● **Instruction**
Scan the data below for the string "можливість". Copy every line where it appears.

(Data records)
################

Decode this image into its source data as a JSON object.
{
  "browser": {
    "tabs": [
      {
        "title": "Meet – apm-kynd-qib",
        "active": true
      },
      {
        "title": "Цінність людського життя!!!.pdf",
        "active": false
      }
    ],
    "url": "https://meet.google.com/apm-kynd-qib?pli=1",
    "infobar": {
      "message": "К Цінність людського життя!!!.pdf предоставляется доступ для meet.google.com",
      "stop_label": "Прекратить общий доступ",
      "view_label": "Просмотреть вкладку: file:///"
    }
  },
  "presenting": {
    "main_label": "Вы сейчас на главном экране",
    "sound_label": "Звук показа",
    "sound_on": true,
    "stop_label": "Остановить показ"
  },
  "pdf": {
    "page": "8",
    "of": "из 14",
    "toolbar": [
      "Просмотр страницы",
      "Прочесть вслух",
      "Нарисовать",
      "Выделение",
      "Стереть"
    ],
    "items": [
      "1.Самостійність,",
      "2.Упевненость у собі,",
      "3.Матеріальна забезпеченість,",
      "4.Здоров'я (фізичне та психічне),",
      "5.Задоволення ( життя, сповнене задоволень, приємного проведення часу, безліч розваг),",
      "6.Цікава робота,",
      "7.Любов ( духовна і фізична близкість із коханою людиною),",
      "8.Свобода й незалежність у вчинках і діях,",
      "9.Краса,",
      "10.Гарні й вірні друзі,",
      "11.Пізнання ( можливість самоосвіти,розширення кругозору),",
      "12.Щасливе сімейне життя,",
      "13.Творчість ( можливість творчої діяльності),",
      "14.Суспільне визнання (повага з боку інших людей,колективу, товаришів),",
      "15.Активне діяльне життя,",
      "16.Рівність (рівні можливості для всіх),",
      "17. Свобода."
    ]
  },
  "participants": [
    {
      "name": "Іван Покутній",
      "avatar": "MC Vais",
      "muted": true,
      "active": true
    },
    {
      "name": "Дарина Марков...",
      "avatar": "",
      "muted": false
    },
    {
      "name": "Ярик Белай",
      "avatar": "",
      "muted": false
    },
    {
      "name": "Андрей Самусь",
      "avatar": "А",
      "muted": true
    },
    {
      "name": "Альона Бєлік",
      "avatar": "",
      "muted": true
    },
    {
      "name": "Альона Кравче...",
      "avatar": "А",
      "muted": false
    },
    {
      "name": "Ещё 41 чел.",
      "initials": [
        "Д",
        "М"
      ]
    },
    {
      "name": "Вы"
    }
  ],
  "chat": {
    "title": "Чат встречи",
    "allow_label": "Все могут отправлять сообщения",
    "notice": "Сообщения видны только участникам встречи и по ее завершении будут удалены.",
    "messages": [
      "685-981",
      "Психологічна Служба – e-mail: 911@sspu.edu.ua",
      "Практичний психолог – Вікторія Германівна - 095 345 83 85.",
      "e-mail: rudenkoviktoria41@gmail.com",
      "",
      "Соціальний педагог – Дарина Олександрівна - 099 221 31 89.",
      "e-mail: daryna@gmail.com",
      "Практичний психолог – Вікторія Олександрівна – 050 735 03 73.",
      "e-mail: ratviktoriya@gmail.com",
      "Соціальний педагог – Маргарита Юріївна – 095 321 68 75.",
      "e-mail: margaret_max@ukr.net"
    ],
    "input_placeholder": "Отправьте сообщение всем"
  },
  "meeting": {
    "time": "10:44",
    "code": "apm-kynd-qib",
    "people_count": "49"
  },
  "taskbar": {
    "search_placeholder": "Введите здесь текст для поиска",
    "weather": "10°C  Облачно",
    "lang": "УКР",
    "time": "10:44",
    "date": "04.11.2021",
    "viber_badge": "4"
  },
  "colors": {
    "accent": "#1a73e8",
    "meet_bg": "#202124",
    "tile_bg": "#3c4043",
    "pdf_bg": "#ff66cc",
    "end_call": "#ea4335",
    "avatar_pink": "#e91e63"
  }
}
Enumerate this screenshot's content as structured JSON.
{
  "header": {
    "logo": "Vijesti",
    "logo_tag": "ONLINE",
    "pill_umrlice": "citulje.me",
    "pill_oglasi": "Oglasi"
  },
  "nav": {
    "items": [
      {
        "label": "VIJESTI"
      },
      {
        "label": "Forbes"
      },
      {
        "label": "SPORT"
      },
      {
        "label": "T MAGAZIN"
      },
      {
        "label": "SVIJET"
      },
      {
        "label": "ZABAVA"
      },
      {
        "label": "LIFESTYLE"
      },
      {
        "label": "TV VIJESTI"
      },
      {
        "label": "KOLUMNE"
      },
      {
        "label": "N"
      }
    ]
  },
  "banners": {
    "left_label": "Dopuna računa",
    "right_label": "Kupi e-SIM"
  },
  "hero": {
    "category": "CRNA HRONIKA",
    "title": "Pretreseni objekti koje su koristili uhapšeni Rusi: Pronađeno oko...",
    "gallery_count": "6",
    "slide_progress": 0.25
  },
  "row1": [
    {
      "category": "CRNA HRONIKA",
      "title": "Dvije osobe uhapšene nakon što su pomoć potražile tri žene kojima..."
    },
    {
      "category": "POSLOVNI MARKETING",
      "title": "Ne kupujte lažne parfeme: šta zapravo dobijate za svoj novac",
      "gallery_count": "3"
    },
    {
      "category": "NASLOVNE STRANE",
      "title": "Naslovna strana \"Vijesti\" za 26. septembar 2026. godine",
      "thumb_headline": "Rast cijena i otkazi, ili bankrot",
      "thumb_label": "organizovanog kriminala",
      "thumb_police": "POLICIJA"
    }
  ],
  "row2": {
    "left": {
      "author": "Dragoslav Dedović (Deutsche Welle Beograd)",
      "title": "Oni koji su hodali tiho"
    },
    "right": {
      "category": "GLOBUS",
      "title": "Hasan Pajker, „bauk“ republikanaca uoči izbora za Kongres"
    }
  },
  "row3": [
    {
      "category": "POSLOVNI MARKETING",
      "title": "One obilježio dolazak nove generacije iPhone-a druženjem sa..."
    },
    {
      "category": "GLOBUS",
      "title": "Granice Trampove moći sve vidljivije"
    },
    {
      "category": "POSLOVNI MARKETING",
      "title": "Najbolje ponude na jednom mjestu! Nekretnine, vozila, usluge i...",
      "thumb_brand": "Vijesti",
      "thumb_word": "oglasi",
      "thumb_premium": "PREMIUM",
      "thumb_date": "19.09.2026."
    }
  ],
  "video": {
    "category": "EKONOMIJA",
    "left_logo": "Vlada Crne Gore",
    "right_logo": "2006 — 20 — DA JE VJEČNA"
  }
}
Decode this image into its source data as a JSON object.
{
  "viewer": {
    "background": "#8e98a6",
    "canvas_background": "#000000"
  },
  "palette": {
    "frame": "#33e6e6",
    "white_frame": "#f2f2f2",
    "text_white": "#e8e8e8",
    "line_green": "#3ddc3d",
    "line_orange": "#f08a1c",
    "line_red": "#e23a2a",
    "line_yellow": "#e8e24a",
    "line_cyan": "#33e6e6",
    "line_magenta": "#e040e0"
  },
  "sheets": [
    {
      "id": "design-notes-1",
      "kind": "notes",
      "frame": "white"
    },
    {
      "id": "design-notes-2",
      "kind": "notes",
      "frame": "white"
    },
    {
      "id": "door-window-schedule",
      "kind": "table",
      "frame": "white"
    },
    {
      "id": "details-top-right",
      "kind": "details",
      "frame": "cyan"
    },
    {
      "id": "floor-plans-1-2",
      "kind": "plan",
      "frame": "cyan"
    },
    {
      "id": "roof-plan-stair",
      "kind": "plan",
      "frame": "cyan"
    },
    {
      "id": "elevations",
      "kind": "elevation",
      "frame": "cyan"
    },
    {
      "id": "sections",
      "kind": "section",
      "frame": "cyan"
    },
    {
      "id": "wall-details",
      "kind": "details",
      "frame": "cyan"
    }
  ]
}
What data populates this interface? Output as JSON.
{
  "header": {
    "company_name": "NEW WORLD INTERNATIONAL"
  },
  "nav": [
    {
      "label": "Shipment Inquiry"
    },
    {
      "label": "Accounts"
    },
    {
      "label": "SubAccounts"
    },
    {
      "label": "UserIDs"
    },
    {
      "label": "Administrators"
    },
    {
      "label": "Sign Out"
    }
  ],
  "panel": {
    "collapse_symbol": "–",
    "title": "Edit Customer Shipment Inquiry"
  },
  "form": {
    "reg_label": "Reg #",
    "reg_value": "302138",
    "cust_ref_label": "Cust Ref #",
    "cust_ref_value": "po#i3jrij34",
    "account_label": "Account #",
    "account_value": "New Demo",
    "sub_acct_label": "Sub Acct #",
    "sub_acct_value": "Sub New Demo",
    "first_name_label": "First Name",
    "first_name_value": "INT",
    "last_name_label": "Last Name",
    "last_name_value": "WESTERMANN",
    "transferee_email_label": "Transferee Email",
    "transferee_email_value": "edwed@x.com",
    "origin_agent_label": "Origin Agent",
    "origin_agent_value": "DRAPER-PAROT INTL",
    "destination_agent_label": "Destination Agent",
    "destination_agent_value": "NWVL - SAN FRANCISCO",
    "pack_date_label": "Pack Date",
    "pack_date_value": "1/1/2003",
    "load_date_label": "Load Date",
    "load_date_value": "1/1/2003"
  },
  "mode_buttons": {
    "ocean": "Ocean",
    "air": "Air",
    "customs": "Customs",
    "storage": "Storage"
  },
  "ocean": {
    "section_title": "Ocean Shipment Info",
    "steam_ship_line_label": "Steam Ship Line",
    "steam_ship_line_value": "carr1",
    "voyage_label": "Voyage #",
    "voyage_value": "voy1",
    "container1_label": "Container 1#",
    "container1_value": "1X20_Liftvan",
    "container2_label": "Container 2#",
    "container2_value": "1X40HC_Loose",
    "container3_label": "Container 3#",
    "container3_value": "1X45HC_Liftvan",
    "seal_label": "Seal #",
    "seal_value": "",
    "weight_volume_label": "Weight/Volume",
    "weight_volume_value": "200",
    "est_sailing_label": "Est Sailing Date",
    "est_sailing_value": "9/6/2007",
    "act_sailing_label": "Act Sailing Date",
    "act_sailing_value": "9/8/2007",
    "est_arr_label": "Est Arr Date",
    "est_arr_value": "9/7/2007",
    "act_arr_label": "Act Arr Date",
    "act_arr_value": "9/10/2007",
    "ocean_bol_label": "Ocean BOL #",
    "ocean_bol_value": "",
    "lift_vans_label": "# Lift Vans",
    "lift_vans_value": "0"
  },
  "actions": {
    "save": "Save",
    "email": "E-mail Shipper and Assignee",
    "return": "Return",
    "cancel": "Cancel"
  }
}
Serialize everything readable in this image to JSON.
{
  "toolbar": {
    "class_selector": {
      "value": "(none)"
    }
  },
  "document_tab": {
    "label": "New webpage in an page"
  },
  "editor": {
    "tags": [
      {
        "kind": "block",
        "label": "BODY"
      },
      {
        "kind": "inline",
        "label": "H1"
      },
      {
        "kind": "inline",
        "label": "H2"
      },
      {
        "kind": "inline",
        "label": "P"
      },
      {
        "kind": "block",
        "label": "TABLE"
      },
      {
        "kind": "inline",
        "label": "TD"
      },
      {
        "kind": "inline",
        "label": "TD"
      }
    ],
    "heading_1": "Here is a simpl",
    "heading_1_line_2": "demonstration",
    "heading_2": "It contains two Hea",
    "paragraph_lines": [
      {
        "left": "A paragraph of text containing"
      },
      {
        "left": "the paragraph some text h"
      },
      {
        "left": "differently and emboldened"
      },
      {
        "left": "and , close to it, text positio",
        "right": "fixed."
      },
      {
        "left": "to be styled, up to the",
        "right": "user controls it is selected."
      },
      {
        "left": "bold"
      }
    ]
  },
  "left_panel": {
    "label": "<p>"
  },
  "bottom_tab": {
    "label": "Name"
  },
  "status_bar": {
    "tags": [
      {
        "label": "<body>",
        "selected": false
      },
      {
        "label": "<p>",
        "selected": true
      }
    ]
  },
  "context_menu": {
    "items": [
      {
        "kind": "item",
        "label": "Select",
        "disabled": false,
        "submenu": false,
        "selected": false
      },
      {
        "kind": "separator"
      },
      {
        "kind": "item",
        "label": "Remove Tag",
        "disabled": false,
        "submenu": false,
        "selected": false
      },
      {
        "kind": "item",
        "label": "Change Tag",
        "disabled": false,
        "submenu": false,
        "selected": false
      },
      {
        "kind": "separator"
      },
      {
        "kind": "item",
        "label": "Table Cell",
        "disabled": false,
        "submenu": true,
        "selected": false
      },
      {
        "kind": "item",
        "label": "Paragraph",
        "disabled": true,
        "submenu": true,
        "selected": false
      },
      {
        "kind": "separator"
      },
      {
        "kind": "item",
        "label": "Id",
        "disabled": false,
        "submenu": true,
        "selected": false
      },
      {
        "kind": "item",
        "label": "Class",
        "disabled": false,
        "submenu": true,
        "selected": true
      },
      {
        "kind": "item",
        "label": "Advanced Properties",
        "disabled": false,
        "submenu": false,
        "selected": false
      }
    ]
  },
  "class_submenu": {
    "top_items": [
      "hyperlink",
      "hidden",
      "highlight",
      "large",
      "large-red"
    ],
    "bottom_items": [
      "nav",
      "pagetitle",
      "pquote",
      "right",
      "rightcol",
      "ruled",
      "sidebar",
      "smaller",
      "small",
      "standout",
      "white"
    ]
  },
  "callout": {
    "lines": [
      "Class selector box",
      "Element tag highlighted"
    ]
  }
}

################

● **Reply**
      "11.Пізнання ( можливість самоосвіти,розширення кругозору),",
      "13.Творчість ( можливість творчої діяльності),",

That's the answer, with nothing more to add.